Task requirements: Find each line with "stav" and copy it.

Input data:

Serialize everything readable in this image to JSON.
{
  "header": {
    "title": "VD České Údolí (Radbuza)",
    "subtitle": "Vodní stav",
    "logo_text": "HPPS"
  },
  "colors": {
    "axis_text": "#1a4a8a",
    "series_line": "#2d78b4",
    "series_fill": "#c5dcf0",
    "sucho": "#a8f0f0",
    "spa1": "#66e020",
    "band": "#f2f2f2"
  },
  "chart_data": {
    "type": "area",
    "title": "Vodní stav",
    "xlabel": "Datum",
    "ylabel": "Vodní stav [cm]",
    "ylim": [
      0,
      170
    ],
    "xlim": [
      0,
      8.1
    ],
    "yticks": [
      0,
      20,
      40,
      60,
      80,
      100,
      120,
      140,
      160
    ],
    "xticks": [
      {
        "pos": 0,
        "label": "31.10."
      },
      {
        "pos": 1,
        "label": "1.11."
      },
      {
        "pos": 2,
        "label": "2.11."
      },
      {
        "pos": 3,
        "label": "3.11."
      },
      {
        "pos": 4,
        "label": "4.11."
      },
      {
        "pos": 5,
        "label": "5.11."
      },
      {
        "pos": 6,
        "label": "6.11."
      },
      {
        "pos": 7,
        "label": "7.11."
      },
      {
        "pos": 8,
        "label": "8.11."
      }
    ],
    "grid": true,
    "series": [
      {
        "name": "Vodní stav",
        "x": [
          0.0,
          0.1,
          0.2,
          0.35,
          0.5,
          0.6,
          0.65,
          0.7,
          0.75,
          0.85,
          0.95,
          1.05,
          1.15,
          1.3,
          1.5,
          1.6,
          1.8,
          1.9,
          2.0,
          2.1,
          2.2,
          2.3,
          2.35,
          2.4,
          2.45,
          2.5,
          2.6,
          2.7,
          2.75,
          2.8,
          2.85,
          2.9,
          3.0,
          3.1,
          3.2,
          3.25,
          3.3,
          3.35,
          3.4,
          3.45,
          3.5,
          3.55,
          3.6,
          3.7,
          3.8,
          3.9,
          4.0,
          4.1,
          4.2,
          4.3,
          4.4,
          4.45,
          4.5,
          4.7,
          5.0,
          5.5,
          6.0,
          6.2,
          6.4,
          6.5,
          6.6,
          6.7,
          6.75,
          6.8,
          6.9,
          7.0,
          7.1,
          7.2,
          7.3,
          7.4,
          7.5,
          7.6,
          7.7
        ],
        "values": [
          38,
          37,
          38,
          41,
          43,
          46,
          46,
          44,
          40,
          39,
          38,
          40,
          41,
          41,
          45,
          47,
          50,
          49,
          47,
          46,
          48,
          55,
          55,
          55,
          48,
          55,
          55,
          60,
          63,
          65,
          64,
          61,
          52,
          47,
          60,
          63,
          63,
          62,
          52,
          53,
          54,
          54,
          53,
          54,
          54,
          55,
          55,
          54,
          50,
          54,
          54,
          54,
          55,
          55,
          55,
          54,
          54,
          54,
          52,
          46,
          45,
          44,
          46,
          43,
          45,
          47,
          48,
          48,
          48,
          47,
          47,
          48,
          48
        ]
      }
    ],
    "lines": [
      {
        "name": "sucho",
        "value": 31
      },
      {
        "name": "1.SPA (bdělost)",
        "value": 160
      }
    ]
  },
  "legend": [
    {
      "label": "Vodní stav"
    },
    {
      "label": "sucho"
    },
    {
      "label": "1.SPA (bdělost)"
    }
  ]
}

Answer to the problem:
    "subtitle": "Vodní stav",
    "title": "Vodní stav",
    "ylabel": "Vodní stav [cm]",
        "name": "Vodní stav",
      "label": "Vodní stav"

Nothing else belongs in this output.